*INSTRUCTIONS FOR THE TASK:* Find and return each line containing "carried".

*Recorded data:*
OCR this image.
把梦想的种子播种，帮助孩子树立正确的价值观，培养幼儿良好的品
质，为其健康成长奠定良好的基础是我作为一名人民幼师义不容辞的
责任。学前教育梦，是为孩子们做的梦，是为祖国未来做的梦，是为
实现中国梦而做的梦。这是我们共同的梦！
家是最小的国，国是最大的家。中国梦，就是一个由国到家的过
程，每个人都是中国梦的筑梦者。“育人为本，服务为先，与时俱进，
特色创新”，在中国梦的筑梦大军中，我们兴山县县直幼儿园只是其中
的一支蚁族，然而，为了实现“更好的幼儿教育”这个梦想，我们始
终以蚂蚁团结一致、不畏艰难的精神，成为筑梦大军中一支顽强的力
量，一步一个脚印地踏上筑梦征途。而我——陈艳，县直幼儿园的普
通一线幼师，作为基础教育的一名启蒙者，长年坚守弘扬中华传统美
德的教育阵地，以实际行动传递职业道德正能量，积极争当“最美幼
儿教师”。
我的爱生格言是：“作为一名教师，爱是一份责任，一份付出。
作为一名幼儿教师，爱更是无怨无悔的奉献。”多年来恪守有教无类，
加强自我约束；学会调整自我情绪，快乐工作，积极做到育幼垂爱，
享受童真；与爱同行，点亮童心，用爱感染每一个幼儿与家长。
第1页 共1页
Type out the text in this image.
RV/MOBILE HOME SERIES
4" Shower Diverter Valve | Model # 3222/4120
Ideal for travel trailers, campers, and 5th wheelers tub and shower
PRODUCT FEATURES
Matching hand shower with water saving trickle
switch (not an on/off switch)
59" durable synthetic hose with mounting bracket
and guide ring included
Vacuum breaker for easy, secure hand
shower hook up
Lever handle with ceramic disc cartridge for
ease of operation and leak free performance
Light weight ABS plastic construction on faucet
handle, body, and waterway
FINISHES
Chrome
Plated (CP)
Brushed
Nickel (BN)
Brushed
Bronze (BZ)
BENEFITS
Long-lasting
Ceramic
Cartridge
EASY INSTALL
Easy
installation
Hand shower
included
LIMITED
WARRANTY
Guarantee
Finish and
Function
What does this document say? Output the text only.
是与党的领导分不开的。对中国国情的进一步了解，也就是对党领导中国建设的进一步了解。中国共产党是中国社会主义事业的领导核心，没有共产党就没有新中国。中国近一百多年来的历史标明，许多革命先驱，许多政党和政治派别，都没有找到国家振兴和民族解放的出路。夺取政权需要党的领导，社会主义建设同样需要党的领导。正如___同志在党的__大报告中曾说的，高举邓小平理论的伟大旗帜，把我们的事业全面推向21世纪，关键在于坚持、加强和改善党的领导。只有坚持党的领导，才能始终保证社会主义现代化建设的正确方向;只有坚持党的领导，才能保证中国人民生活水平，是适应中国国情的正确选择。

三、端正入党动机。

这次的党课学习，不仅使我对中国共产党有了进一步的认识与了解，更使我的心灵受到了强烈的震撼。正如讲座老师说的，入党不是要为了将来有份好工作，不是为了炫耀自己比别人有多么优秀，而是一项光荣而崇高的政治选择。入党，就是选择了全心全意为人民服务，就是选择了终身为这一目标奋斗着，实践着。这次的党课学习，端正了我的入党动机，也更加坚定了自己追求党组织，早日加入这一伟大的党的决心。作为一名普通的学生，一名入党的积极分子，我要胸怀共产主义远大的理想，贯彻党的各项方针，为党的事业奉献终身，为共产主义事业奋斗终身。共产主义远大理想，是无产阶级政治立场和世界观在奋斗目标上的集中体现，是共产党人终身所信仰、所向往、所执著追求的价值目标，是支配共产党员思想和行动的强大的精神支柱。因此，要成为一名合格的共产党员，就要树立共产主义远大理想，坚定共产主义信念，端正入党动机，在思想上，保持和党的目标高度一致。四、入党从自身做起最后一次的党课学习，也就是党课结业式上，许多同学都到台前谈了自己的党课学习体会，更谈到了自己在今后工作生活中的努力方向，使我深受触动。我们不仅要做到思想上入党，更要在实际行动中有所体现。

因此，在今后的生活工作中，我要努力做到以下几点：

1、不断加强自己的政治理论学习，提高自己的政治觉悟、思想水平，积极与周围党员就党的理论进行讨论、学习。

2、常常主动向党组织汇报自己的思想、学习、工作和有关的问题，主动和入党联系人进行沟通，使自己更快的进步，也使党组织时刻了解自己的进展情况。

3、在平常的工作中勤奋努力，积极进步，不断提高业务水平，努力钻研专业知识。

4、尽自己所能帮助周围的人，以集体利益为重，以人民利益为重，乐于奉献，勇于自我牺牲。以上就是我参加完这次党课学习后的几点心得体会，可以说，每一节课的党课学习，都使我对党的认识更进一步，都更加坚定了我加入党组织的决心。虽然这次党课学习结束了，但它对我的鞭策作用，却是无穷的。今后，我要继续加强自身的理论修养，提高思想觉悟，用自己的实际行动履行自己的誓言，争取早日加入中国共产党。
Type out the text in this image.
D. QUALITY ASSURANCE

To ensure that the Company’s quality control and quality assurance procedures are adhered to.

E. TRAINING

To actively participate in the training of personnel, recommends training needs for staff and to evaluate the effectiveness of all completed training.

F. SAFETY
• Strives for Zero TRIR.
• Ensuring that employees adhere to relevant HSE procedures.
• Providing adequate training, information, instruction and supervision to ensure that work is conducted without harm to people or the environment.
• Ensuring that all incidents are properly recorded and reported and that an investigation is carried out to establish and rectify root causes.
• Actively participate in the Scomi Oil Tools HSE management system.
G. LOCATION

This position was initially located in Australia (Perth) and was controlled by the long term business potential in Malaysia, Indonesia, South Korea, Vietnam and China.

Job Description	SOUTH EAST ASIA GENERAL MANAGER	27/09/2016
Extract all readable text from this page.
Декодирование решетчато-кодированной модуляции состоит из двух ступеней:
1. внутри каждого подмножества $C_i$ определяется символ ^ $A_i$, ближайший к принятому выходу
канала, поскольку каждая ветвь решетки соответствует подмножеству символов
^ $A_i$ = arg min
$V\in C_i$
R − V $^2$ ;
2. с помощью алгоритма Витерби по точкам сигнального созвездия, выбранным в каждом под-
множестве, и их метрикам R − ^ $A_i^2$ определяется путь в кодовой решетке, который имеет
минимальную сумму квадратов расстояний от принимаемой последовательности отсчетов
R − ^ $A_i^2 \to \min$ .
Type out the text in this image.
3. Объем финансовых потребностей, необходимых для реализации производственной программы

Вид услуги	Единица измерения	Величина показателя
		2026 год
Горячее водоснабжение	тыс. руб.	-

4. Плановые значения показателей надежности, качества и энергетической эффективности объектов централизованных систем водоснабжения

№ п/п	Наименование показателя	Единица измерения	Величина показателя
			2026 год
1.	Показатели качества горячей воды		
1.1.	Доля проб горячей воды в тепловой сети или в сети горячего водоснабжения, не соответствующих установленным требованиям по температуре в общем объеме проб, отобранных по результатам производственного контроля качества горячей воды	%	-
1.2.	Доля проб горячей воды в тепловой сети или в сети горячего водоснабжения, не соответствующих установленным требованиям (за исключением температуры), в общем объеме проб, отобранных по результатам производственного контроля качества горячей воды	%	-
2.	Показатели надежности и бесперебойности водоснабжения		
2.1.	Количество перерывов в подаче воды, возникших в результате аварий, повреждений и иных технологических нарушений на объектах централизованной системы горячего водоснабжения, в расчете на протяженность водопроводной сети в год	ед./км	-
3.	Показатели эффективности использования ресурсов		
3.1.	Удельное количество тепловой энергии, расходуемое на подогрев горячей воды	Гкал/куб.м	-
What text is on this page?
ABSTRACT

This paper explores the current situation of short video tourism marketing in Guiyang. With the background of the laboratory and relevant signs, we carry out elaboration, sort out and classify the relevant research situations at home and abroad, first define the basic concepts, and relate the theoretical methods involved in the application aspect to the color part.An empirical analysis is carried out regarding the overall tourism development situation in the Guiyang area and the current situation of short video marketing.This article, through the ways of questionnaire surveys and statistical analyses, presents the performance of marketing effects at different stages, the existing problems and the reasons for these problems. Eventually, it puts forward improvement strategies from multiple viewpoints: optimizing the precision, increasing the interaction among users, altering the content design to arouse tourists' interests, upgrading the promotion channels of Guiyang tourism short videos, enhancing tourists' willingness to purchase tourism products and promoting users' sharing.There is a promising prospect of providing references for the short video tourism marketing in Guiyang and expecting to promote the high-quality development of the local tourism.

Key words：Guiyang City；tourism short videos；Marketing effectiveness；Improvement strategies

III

*WORKED SOLUTION:*
• Ensuring that all incidents are properly recorded and reported and that an investigation is carried out to establish and rectify root causes.
This paper explores the current situation of short video tourism marketing in Guiyang. With the background of the laboratory and relevant signs, we carry out elaboration, sort out and classify the relevant research situations at home and abroad, first define the basic concepts, and relate the theoretical methods involved in the application aspect to the color part.An empirical analysis is carried out regarding the overall tourism development situation in the Guiyang area and the current situation of short video marketing.This article, through the ways of questionnaire surveys and statistical analyses, presents the performance of marketing effects at different stages, the existing problems and the reasons for these problems. Eventually, it puts forward improvement strategies from multiple viewpoints: optimizing the precision, increasing the interaction among users, altering the content design to arouse tourists' interests, upgrading the promotion channels of Guiyang tourism short videos, enhancing tourists' willingness to purchase tourism products and promoting users' sharing.There is a promising prospect of providing references for the short video tourism marketing in Guiyang and expecting to promote the high-quality development of the local tourism.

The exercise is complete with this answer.